## Aim
Copy all lines in which the word "propensity" can be found.
[Start Entries supplied]
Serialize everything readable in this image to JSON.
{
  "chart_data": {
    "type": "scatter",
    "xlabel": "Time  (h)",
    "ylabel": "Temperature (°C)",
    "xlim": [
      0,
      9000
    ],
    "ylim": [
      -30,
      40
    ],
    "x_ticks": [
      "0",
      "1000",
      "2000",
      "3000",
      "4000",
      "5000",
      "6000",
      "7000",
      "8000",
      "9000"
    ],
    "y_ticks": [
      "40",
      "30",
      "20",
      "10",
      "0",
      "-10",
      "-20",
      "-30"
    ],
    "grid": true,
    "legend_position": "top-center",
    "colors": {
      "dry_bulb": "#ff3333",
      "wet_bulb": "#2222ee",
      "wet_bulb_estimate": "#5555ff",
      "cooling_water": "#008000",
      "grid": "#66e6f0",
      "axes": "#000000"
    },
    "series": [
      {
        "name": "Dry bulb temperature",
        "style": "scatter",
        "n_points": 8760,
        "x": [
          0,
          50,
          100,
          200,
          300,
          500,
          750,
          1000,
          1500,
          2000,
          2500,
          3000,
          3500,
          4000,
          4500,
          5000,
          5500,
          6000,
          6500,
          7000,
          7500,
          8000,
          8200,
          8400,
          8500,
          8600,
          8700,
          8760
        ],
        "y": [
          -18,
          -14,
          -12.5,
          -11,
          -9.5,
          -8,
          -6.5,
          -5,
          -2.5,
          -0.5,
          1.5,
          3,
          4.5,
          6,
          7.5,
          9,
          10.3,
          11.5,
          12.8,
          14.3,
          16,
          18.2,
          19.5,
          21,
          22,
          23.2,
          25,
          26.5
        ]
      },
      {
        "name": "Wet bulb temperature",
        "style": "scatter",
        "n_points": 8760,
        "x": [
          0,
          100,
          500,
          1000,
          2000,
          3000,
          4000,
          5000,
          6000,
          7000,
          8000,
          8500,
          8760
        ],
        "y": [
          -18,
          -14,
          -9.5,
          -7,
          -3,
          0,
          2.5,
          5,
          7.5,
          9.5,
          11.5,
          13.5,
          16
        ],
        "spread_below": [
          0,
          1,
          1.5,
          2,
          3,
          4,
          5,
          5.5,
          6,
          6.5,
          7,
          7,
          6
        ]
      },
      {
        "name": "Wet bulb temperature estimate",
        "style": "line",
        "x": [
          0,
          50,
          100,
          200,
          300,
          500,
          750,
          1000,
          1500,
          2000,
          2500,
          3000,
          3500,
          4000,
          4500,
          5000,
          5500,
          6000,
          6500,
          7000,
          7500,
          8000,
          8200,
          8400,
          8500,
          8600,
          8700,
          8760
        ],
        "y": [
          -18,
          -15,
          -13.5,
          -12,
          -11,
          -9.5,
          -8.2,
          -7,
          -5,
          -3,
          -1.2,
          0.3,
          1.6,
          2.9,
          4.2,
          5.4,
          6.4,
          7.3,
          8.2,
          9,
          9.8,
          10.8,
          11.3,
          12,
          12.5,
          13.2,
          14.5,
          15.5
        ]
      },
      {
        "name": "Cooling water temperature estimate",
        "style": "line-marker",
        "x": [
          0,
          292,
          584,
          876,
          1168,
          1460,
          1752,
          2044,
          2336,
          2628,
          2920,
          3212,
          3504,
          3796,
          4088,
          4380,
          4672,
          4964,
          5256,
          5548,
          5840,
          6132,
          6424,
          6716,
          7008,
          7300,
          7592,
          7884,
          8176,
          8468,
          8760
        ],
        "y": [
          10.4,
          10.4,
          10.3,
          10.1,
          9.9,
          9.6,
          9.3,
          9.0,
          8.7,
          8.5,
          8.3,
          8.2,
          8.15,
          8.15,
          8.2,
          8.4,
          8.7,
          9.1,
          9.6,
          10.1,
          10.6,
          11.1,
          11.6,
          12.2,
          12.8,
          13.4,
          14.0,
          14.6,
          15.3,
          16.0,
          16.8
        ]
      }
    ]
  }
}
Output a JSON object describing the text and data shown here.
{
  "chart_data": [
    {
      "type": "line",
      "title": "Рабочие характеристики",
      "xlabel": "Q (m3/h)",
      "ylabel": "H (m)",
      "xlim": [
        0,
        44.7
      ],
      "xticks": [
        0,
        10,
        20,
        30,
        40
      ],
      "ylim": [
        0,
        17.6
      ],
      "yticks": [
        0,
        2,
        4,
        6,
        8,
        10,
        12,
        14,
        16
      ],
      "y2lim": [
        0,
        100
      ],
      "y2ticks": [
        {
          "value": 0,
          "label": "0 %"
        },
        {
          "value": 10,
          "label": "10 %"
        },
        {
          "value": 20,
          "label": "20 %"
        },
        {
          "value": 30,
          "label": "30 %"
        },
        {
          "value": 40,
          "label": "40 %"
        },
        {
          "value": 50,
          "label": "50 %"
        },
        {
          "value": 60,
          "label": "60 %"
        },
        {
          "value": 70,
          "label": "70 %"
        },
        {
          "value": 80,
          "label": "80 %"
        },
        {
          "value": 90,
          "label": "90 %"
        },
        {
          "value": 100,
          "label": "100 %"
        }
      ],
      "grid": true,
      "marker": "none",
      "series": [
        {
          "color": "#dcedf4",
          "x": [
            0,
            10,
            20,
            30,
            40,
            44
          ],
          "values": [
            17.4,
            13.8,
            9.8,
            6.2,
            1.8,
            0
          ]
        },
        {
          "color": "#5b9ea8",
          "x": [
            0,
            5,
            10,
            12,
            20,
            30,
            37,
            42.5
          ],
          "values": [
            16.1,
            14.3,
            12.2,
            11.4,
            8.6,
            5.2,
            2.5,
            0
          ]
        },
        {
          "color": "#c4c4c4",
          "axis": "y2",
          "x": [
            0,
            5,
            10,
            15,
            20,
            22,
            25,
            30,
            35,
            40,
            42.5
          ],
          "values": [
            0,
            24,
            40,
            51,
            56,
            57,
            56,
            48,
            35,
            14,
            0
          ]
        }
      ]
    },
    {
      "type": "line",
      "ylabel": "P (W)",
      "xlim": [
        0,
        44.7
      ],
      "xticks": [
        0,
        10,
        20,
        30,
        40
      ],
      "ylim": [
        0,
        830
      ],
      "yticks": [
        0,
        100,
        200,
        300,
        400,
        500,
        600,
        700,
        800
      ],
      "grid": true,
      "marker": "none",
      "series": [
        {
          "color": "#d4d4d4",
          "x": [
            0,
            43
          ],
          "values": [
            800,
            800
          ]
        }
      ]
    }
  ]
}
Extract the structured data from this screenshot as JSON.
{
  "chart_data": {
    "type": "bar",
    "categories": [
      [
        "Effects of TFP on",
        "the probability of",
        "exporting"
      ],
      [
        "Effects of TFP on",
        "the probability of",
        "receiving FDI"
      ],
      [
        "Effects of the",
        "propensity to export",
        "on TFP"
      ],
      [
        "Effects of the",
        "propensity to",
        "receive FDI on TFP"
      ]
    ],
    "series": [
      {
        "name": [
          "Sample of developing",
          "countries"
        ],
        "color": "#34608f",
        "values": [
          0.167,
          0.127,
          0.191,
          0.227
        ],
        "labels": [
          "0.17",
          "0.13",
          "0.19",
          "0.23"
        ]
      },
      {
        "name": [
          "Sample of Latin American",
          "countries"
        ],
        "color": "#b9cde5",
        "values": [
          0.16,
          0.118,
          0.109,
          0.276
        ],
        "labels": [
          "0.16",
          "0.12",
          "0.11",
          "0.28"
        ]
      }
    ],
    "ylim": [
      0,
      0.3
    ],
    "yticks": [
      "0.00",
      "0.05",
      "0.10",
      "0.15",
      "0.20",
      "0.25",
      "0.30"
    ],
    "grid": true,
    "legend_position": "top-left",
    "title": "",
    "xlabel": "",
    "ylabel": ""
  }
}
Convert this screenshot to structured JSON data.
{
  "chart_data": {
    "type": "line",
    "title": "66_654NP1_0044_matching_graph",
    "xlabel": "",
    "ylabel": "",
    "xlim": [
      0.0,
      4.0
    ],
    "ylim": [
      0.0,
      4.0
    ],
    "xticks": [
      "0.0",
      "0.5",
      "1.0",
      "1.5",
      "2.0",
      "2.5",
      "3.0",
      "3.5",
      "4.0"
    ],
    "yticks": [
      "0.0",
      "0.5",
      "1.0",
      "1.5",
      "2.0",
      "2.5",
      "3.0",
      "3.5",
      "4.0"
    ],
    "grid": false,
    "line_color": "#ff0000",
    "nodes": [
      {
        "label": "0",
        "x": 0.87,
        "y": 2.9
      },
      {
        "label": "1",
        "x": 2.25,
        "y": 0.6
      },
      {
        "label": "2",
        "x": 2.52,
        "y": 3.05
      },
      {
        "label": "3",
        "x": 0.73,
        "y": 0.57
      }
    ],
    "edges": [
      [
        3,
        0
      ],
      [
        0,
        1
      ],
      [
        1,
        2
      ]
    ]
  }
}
[End Entries supplied]
## Correct response
        "propensity to export",
        "propensity to",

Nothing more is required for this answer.